** The records **
■ ■ ■ ■ ■

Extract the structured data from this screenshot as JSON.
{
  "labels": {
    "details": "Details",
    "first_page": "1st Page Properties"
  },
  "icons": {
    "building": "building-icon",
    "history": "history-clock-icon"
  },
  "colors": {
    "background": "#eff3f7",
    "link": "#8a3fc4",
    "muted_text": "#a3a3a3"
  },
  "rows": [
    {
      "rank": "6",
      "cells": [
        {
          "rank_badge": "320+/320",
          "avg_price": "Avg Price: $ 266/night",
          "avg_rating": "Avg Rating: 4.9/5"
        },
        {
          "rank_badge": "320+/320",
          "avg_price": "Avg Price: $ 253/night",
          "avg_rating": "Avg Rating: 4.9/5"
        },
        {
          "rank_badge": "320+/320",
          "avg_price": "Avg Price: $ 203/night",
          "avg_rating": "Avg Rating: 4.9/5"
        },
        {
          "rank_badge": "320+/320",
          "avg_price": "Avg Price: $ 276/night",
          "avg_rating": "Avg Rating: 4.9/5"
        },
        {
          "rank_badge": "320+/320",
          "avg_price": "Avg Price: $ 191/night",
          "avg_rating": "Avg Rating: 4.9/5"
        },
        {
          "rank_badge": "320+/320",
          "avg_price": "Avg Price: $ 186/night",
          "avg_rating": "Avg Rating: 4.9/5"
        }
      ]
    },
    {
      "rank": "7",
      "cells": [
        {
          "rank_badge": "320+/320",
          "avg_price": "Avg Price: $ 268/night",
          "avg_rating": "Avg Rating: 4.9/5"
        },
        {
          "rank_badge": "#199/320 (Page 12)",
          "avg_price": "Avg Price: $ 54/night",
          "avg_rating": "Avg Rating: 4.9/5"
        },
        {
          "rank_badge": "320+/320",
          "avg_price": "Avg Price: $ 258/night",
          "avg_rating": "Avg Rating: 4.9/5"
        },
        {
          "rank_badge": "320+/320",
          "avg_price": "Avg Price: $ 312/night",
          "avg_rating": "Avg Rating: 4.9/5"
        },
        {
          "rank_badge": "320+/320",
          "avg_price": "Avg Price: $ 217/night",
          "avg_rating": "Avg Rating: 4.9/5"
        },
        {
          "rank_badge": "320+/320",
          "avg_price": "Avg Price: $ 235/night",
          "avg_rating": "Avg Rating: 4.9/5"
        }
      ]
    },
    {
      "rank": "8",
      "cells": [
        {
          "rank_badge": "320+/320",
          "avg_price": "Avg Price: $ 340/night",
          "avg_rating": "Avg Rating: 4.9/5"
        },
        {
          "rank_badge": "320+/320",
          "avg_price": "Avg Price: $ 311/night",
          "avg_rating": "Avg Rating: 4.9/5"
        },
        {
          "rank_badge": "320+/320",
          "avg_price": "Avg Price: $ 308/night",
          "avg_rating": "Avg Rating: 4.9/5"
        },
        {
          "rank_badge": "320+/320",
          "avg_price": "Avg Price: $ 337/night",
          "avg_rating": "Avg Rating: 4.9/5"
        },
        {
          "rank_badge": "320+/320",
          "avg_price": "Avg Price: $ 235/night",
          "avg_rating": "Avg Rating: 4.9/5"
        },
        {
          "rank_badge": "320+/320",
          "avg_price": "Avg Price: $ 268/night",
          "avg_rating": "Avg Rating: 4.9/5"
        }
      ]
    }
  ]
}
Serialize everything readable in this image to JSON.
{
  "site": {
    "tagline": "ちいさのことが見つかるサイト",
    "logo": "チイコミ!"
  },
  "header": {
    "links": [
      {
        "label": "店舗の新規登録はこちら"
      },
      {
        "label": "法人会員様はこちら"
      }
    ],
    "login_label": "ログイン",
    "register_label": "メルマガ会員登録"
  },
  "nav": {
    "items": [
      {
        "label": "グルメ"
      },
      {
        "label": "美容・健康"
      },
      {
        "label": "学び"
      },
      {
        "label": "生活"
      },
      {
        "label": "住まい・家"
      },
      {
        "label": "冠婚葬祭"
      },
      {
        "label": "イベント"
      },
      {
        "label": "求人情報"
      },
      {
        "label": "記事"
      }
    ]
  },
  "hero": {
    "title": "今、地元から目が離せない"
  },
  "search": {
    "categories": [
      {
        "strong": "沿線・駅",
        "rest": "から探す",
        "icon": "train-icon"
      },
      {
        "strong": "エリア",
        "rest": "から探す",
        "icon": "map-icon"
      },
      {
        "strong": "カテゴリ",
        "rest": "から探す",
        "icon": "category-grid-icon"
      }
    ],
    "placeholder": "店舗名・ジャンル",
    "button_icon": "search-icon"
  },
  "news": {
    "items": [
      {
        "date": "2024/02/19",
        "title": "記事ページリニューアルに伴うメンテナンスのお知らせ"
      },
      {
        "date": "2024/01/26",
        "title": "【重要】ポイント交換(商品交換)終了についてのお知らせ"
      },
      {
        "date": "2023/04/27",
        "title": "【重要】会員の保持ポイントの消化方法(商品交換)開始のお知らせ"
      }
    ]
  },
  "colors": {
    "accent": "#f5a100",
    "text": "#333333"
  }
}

■ ■ ■ ■ ■

** The exercise **
Reply with nothing but the number of lines in the data above that contain "date".

** Exercise solution **
3